Saved data entries
.....

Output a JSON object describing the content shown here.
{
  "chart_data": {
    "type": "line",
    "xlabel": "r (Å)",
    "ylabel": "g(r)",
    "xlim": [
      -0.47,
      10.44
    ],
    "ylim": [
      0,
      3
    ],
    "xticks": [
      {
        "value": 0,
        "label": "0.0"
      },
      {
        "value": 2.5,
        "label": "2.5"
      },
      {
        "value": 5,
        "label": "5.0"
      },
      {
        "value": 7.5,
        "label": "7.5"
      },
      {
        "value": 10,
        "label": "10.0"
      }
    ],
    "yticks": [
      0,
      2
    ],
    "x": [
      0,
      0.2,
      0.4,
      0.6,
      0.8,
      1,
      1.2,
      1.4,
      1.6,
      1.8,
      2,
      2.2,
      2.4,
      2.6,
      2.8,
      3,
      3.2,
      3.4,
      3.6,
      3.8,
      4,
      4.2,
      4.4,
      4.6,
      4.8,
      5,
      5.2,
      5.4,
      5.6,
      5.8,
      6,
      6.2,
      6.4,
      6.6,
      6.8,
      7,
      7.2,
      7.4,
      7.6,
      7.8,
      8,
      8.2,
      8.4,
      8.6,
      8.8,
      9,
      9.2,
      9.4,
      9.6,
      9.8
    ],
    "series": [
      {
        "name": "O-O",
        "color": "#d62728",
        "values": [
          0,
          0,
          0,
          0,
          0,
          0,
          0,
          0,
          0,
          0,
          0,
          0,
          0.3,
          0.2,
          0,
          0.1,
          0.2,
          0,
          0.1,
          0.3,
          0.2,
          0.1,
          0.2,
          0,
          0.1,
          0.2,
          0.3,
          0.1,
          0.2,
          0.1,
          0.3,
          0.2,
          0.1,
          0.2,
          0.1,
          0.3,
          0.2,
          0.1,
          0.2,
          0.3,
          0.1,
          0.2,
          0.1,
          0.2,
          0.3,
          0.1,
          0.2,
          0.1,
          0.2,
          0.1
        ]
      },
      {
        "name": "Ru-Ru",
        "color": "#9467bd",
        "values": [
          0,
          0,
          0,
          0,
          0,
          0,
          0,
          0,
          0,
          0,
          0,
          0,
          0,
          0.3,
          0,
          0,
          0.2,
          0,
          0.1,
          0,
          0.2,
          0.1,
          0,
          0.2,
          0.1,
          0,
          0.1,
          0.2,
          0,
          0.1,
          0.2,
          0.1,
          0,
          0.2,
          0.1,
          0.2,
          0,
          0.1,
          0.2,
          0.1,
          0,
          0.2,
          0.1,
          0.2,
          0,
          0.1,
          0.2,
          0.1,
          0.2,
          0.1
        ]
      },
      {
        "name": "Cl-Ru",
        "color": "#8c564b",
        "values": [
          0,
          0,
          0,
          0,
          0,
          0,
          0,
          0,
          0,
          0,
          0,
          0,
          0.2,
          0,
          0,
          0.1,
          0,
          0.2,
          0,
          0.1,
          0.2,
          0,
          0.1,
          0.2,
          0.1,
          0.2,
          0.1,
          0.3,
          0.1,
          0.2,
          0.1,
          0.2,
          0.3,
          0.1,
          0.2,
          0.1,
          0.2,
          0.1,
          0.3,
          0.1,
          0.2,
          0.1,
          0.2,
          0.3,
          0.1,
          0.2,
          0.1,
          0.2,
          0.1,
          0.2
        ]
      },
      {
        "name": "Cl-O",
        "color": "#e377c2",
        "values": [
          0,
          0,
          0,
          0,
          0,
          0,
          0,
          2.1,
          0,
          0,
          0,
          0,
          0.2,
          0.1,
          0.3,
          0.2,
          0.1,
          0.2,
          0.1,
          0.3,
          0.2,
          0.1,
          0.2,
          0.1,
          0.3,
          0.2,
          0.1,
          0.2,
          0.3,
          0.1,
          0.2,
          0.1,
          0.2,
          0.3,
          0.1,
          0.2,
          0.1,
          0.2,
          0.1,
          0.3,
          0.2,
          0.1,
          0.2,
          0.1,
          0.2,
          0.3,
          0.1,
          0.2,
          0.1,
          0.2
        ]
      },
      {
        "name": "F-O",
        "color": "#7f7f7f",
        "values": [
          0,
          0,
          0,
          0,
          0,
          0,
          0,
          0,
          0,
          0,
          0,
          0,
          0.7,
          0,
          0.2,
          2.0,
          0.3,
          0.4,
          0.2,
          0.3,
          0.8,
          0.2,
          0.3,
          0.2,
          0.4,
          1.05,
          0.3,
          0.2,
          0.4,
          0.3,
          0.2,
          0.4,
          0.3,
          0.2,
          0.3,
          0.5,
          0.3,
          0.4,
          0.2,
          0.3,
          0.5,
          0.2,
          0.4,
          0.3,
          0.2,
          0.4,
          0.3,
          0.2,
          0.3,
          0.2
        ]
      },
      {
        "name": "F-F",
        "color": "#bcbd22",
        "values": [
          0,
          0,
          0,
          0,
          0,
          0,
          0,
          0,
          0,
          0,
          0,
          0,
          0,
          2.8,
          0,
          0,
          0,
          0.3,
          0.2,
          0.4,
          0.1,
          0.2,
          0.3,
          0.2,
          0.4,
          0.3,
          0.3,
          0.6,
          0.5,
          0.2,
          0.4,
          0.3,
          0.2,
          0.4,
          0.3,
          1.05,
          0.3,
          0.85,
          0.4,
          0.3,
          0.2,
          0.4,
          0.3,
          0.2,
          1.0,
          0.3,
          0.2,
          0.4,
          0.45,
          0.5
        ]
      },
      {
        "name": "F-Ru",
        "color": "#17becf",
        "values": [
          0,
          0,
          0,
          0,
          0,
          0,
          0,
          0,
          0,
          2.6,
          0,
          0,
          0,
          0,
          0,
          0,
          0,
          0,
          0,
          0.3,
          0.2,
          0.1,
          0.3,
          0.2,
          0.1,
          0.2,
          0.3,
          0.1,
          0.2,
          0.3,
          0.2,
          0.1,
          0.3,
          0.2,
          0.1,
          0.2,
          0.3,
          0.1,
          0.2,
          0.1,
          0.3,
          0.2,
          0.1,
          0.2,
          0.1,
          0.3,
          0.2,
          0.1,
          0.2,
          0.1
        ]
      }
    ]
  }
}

.....

◆ **Aim**: Copy out each line above, character for character.

◆ **Answer below**:
Output a JSON object describing the content shown here.
{
  "chart_data": {
    "type": "line",
    "xlabel": "r (Å)",
    "ylabel": "g(r)",
    "xlim": [
      -0.47,
      10.44
    ],
    "ylim": [
      0,
      3
    ],
    "xticks": [
      {
        "value": 0,
        "label": "0.0"
      },
      {
        "value": 2.5,
        "label": "2.5"
      },
      {
        "value": 5,
        "label": "5.0"
      },
      {
        "value": 7.5,
        "label": "7.5"
      },
      {
        "value": 10,
        "label": "10.0"
      }
    ],
    "yticks": [
      0,
      2
    ],
    "x": [
      0,
      0.2,
      0.4,
      0.6,
      0.8,
      1,
      1.2,
      1.4,
      1.6,
      1.8,
      2,
      2.2,
      2.4,
      2.6,
      2.8,
      3,
      3.2,
      3.4,
      3.6,
      3.8,
      4,
      4.2,
      4.4,
      4.6,
      4.8,
      5,
      5.2,
      5.4,
      5.6,
      5.8,
      6,
      6.2,
      6.4,
      6.6,
      6.8,
      7,
      7.2,
      7.4,
      7.6,
      7.8,
      8,
      8.2,
      8.4,
      8.6,
      8.8,
      9,
      9.2,
      9.4,
      9.6,
      9.8
    ],
    "series": [
      {
        "name": "O-O",
        "color": "#d62728",
        "values": [
          0,
          0,
          0,
          0,
          0,
          0,
          0,
          0,
          0,
          0,
          0,
          0,
          0.3,
          0.2,
          0,
          0.1,
          0.2,
          0,
          0.1,
          0.3,
          0.2,
          0.1,
          0.2,
          0,
          0.1,
          0.2,
          0.3,
          0.1,
          0.2,
          0.1,
          0.3,
          0.2,
          0.1,
          0.2,
          0.1,
          0.3,
          0.2,
          0.1,
          0.2,
          0.3,
          0.1,
          0.2,
          0.1,
          0.2,
          0.3,
          0.1,
          0.2,
          0.1,
          0.2,
          0.1
        ]
      },
      {
        "name": "Ru-Ru",
        "color": "#9467bd",
        "values": [
          0,
          0,
          0,
          0,
          0,
          0,
          0,
          0,
          0,
          0,
          0,
          0,
          0,
          0.3,
          0,
          0,
          0.2,
          0,
          0.1,
          0,
          0.2,
          0.1,
          0,
          0.2,
          0.1,
          0,
          0.1,
          0.2,
          0,
          0.1,
          0.2,
          0.1,
          0,
          0.2,
          0.1,
          0.2,
          0,
          0.1,
          0.2,
          0.1,
          0,
          0.2,
          0.1,
          0.2,
          0,
          0.1,
          0.2,
          0.1,
          0.2,
          0.1
        ]
      },
      {
        "name": "Cl-Ru",
        "color": "#8c564b",
        "values": [
          0,
          0,
          0,
          0,
          0,
          0,
          0,
          0,
          0,
          0,
          0,
          0,
          0.2,
          0,
          0,
          0.1,
          0,
          0.2,
          0,
          0.1,
          0.2,
          0,
          0.1,
          0.2,
          0.1,
          0.2,
          0.1,
          0.3,
          0.1,
          0.2,
          0.1,
          0.2,
          0.3,
          0.1,
          0.2,
          0.1,
          0.2,
          0.1,
          0.3,
          0.1,
          0.2,
          0.1,
          0.2,
          0.3,
          0.1,
          0.2,
          0.1,
          0.2,
          0.1,
          0.2
        ]
      },
      {
        "name": "Cl-O",
        "color": "#e377c2",
        "values": [
          0,
          0,
          0,
          0,
          0,
          0,
          0,
          2.1,
          0,
          0,
          0,
          0,
          0.2,
          0.1,
          0.3,
          0.2,
          0.1,
          0.2,
          0.1,
          0.3,
          0.2,
          0.1,
          0.2,
          0.1,
          0.3,
          0.2,
          0.1,
          0.2,
          0.3,
          0.1,
          0.2,
          0.1,
          0.2,
          0.3,
          0.1,
          0.2,
          0.1,
          0.2,
          0.1,
          0.3,
          0.2,
          0.1,
          0.2,
          0.1,
          0.2,
          0.3,
          0.1,
          0.2,
          0.1,
          0.2
        ]
      },
      {
        "name": "F-O",
        "color": "#7f7f7f",
        "values": [
          0,
          0,
          0,
          0,
          0,
          0,
          0,
          0,
          0,
          0,
          0,
          0,
          0.7,
          0,
          0.2,
          2.0,
          0.3,
          0.4,
          0.2,
          0.3,
          0.8,
          0.2,
          0.3,
          0.2,
          0.4,
          1.05,
          0.3,
          0.2,
          0.4,
          0.3,
          0.2,
          0.4,
          0.3,
          0.2,
          0.3,
          0.5,
          0.3,
          0.4,
          0.2,
          0.3,
          0.5,
          0.2,
          0.4,
          0.3,
          0.2,
          0.4,
          0.3,
          0.2,
          0.3,
          0.2
        ]
      },
      {
        "name": "F-F",
        "color": "#bcbd22",
        "values": [
          0,
          0,
          0,
          0,
          0,
          0,
          0,
          0,
          0,
          0,
          0,
          0,
          0,
          2.8,
          0,
          0,
          0,
          0.3,
          0.2,
          0.4,
          0.1,
          0.2,
          0.3,
          0.2,
          0.4,
          0.3,
          0.3,
          0.6,
          0.5,
          0.2,
          0.4,
          0.3,
          0.2,
          0.4,
          0.3,
          1.05,
          0.3,
          0.85,
          0.4,
          0.3,
          0.2,
          0.4,
          0.3,
          0.2,
          1.0,
          0.3,
          0.2,
          0.4,
          0.45,
          0.5
        ]
      },
      {
        "name": "F-Ru",
        "color": "#17becf",
        "values": [
          0,
          0,
          0,
          0,
          0,
          0,
          0,
          0,
          0,
          2.6,
          0,
          0,
          0,
          0,
          0,
          0,
          0,
          0,
          0,
          0.3,
          0.2,
          0.1,
          0.3,
          0.2,
          0.1,
          0.2,
          0.3,
          0.1,
          0.2,
          0.3,
          0.2,
          0.1,
          0.3,
          0.2,
          0.1,
          0.2,
          0.3,
          0.1,
          0.2,
          0.1,
          0.3,
          0.2,
          0.1,
          0.2,
          0.1,
          0.3,
          0.2,
          0.1,
          0.2,
          0.1
        ]
      }
    ]
  }
}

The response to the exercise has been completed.